Which lines in the records contain the word "проекта"? Pick out each one and copy it in full.

[Data listing]
● ● ● ● ●
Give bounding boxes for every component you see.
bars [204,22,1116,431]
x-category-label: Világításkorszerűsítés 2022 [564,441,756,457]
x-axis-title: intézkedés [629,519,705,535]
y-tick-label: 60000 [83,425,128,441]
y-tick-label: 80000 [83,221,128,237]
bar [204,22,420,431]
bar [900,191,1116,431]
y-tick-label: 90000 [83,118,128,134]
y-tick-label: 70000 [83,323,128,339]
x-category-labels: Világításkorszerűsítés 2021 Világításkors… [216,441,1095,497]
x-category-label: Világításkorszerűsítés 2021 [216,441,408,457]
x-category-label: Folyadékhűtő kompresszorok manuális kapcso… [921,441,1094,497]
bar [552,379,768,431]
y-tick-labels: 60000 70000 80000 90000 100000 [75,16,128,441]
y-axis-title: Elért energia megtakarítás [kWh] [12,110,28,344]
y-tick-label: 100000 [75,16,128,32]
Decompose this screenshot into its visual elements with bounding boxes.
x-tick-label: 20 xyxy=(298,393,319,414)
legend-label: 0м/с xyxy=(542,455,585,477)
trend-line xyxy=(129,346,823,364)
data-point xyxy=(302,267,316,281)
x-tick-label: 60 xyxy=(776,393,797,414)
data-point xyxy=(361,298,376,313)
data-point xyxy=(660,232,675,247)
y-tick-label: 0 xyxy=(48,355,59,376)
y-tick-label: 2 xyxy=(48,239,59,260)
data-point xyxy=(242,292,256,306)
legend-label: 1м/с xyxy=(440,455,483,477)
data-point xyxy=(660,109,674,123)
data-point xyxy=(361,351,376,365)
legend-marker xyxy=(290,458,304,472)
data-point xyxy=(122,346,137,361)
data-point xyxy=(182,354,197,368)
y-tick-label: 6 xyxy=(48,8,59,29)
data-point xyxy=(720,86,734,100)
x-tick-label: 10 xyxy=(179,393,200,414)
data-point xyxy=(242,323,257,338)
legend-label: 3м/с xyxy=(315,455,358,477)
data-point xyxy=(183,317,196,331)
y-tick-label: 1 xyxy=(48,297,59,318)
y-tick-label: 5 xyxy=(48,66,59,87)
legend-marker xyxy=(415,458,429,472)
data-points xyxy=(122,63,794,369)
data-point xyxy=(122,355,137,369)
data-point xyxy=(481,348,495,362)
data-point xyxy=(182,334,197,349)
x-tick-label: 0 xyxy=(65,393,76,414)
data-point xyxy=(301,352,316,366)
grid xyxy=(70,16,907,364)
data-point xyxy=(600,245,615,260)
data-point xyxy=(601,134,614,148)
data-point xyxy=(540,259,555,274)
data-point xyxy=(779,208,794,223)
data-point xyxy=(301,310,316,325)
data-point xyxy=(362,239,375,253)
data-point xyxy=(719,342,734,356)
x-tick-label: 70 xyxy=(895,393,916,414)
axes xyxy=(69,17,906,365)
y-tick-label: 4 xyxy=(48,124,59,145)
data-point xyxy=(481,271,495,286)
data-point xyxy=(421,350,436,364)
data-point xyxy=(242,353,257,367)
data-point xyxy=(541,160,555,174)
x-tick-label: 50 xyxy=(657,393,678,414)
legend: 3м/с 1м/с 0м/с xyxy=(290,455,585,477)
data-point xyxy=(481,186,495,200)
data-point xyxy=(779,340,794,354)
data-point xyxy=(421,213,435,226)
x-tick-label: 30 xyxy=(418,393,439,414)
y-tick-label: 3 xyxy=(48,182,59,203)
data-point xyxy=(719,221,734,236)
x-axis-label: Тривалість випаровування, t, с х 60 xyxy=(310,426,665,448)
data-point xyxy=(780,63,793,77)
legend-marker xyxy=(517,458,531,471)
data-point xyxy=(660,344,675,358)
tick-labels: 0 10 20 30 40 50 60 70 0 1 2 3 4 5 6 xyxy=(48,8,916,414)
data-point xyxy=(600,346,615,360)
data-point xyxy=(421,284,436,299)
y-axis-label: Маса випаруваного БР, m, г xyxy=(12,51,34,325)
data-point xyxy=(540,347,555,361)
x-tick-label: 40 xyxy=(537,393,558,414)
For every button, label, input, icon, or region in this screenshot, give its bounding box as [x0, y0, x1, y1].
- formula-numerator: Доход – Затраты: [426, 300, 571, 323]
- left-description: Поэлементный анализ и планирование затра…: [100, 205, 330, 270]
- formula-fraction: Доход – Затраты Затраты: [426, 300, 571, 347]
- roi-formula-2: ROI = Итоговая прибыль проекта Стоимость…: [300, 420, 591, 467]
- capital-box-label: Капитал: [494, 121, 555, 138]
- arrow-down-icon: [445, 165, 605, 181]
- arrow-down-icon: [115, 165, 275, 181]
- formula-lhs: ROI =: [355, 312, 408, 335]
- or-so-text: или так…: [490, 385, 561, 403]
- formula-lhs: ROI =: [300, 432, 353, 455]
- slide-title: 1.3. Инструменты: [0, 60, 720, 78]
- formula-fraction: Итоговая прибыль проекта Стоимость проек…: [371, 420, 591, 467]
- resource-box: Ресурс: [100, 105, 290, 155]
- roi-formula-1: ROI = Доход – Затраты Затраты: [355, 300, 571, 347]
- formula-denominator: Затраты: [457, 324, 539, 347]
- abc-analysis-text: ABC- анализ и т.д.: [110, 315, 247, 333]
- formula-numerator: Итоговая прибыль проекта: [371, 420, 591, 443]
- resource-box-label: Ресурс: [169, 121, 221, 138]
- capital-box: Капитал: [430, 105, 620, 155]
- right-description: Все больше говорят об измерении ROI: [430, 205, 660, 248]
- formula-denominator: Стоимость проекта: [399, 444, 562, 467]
● ● ● ● ●
◆ RESPONSE TO THE TASK
- roi-formula-2: ROI = Итоговая прибыль проекта Стоимость…: [300, 420, 591, 467]
- formula-fraction: Итоговая прибыль проекта Стоимость проек…: [371, 420, 591, 467]
- formula-numerator: Итоговая прибыль проекта: [371, 420, 591, 443]
- formula-denominator: Стоимость проекта: [399, 444, 562, 467]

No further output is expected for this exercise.